[start of Material to process]
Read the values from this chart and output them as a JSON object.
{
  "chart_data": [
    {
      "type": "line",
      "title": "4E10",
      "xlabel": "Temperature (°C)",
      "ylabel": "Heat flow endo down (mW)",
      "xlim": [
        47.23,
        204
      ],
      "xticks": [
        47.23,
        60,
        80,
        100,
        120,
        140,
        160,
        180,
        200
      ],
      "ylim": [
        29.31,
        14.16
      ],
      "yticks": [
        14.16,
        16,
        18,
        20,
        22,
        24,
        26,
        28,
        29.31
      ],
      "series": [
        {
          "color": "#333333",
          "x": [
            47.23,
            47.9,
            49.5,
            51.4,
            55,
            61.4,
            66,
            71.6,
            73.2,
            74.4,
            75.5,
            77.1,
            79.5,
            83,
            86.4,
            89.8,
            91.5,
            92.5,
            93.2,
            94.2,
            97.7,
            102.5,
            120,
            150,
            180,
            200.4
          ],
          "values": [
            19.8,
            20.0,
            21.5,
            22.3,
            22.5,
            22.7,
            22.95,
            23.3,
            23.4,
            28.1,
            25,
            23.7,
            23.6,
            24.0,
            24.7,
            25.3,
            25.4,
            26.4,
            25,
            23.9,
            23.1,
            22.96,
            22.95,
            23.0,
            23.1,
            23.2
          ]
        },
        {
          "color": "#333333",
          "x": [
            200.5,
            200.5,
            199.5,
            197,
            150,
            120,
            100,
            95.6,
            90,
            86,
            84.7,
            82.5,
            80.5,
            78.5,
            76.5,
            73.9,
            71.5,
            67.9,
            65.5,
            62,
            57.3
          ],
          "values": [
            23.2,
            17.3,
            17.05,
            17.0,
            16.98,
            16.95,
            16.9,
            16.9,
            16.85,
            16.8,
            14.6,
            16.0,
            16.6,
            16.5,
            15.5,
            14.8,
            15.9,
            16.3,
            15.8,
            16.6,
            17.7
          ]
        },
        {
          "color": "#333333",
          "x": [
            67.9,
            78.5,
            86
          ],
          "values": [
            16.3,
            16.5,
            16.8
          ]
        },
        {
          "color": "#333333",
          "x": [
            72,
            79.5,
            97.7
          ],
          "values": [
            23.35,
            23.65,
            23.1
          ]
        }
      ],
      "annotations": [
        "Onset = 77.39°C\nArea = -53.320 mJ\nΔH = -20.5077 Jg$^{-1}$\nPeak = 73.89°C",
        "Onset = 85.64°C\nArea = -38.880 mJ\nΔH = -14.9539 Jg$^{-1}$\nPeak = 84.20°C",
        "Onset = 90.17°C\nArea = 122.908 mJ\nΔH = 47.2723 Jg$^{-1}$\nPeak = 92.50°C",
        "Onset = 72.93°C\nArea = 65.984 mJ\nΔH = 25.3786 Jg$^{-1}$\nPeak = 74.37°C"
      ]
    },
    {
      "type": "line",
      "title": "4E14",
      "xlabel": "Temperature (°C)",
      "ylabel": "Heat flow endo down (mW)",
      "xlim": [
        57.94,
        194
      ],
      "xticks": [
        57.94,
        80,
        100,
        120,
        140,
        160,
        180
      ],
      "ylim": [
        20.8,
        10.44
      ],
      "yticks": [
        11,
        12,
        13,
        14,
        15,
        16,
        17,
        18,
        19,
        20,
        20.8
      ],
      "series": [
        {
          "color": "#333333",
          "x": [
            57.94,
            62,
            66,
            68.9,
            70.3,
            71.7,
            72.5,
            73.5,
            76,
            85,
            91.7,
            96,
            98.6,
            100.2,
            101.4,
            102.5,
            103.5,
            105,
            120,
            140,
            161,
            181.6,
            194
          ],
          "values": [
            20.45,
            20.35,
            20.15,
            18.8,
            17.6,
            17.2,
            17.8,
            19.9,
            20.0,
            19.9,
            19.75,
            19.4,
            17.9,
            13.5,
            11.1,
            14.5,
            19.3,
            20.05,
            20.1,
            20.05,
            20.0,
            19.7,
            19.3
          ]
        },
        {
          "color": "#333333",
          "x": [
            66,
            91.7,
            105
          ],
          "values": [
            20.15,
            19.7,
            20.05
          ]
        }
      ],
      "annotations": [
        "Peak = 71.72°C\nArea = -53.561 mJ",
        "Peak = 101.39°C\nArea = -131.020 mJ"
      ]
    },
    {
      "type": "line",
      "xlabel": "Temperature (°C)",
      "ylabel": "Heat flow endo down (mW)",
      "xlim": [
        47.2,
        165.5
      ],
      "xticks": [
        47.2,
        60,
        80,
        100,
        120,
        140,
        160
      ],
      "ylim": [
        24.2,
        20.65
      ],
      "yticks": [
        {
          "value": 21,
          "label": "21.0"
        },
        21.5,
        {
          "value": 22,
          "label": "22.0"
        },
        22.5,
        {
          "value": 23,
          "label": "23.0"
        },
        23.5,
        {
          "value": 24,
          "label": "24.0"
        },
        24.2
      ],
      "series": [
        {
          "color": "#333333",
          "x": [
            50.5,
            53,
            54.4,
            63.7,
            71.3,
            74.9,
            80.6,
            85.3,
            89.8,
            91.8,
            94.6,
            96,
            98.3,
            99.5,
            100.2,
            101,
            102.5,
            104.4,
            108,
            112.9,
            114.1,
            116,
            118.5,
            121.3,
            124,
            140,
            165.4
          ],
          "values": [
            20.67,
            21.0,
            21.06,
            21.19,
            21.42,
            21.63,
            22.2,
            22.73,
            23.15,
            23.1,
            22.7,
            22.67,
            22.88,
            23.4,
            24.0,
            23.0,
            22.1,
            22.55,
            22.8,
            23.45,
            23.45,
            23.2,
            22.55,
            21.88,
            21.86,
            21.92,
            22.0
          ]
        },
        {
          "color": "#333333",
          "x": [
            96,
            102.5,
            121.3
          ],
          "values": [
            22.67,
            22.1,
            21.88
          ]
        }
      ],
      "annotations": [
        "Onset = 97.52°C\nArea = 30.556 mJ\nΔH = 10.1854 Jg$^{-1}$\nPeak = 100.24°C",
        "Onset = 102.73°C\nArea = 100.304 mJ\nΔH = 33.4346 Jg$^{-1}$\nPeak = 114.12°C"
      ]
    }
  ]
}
[end of Material to process]
Retype every entry above, word for word.

* [Answer]:
Read the values from this chart and output them as a JSON object.
{
  "chart_data": [
    {
      "type": "line",
      "title": "4E10",
      "xlabel": "Temperature (°C)",
      "ylabel": "Heat flow endo down (mW)",
      "xlim": [
        47.23,
        204
      ],
      "xticks": [
        47.23,
        60,
        80,
        100,
        120,
        140,
        160,
        180,
        200
      ],
      "ylim": [
        29.31,
        14.16
      ],
      "yticks": [
        14.16,
        16,
        18,
        20,
        22,
        24,
        26,
        28,
        29.31
      ],
      "series": [
        {
          "color": "#333333",
          "x": [
            47.23,
            47.9,
            49.5,
            51.4,
            55,
            61.4,
            66,
            71.6,
            73.2,
            74.4,
            75.5,
            77.1,
            79.5,
            83,
            86.4,
            89.8,
            91.5,
            92.5,
            93.2,
            94.2,
            97.7,
            102.5,
            120,
            150,
            180,
            200.4
          ],
          "values": [
            19.8,
            20.0,
            21.5,
            22.3,
            22.5,
            22.7,
            22.95,
            23.3,
            23.4,
            28.1,
            25,
            23.7,
            23.6,
            24.0,
            24.7,
            25.3,
            25.4,
            26.4,
            25,
            23.9,
            23.1,
            22.96,
            22.95,
            23.0,
            23.1,
            23.2
          ]
        },
        {
          "color": "#333333",
          "x": [
            200.5,
            200.5,
            199.5,
            197,
            150,
            120,
            100,
            95.6,
            90,
            86,
            84.7,
            82.5,
            80.5,
            78.5,
            76.5,
            73.9,
            71.5,
            67.9,
            65.5,
            62,
            57.3
          ],
          "values": [
            23.2,
            17.3,
            17.05,
            17.0,
            16.98,
            16.95,
            16.9,
            16.9,
            16.85,
            16.8,
            14.6,
            16.0,
            16.6,
            16.5,
            15.5,
            14.8,
            15.9,
            16.3,
            15.8,
            16.6,
            17.7
          ]
        },
        {
          "color": "#333333",
          "x": [
            67.9,
            78.5,
            86
          ],
          "values": [
            16.3,
            16.5,
            16.8
          ]
        },
        {
          "color": "#333333",
          "x": [
            72,
            79.5,
            97.7
          ],
          "values": [
            23.35,
            23.65,
            23.1
          ]
        }
      ],
      "annotations": [
        "Onset = 77.39°C\nArea = -53.320 mJ\nΔH = -20.5077 Jg$^{-1}$\nPeak = 73.89°C",
        "Onset = 85.64°C\nArea = -38.880 mJ\nΔH = -14.9539 Jg$^{-1}$\nPeak = 84.20°C",
        "Onset = 90.17°C\nArea = 122.908 mJ\nΔH = 47.2723 Jg$^{-1}$\nPeak = 92.50°C",
        "Onset = 72.93°C\nArea = 65.984 mJ\nΔH = 25.3786 Jg$^{-1}$\nPeak = 74.37°C"
      ]
    },
    {
      "type": "line",
      "title": "4E14",
      "xlabel": "Temperature (°C)",
      "ylabel": "Heat flow endo down (mW)",
      "xlim": [
        57.94,
        194
      ],
      "xticks": [
        57.94,
        80,
        100,
        120,
        140,
        160,
        180
      ],
      "ylim": [
        20.8,
        10.44
      ],
      "yticks": [
        11,
        12,
        13,
        14,
        15,
        16,
        17,
        18,
        19,
        20,
        20.8
      ],
      "series": [
        {
          "color": "#333333",
          "x": [
            57.94,
            62,
            66,
            68.9,
            70.3,
            71.7,
            72.5,
            73.5,
            76,
            85,
            91.7,
            96,
            98.6,
            100.2,
            101.4,
            102.5,
            103.5,
            105,
            120,
            140,
            161,
            181.6,
            194
          ],
          "values": [
            20.45,
            20.35,
            20.15,
            18.8,
            17.6,
            17.2,
            17.8,
            19.9,
            20.0,
            19.9,
            19.75,
            19.4,
            17.9,
            13.5,
            11.1,
            14.5,
            19.3,
            20.05,
            20.1,
            20.05,
            20.0,
            19.7,
            19.3
          ]
        },
        {
          "color": "#333333",
          "x": [
            66,
            91.7,
            105
          ],
          "values": [
            20.15,
            19.7,
            20.05
          ]
        }
      ],
      "annotations": [
        "Peak = 71.72°C\nArea = -53.561 mJ",
        "Peak = 101.39°C\nArea = -131.020 mJ"
      ]
    },
    {
      "type": "line",
      "xlabel": "Temperature (°C)",
      "ylabel": "Heat flow endo down (mW)",
      "xlim": [
        47.2,
        165.5
      ],
      "xticks": [
        47.2,
        60,
        80,
        100,
        120,
        140,
        160
      ],
      "ylim": [
        24.2,
        20.65
      ],
      "yticks": [
        {
          "value": 21,
          "label": "21.0"
        },
        21.5,
        {
          "value": 22,
          "label": "22.0"
        },
        22.5,
        {
          "value": 23,
          "label": "23.0"
        },
        23.5,
        {
          "value": 24,
          "label": "24.0"
        },
        24.2
      ],
      "series": [
        {
          "color": "#333333",
          "x": [
            50.5,
            53,
            54.4,
            63.7,
            71.3,
            74.9,
            80.6,
            85.3,
            89.8,
            91.8,
            94.6,
            96,
            98.3,
            99.5,
            100.2,
            101,
            102.5,
            104.4,
            108,
            112.9,
            114.1,
            116,
            118.5,
            121.3,
            124,
            140,
            165.4
          ],
          "values": [
            20.67,
            21.0,
            21.06,
            21.19,
            21.42,
            21.63,
            22.2,
            22.73,
            23.15,
            23.1,
            22.7,
            22.67,
            22.88,
            23.4,
            24.0,
            23.0,
            22.1,
            22.55,
            22.8,
            23.45,
            23.45,
            23.2,
            22.55,
            21.88,
            21.86,
            21.92,
            22.0
          ]
        },
        {
          "color": "#333333",
          "x": [
            96,
            102.5,
            121.3
          ],
          "values": [
            22.67,
            22.1,
            21.88
          ]
        }
      ],
      "annotations": [
        "Onset = 97.52°C\nArea = 30.556 mJ\nΔH = 10.1854 Jg$^{-1}$\nPeak = 100.24°C",
        "Onset = 102.73°C\nArea = 100.304 mJ\nΔH = 33.4346 Jg$^{-1}$\nPeak = 114.12°C"
      ]
    }
  ]
}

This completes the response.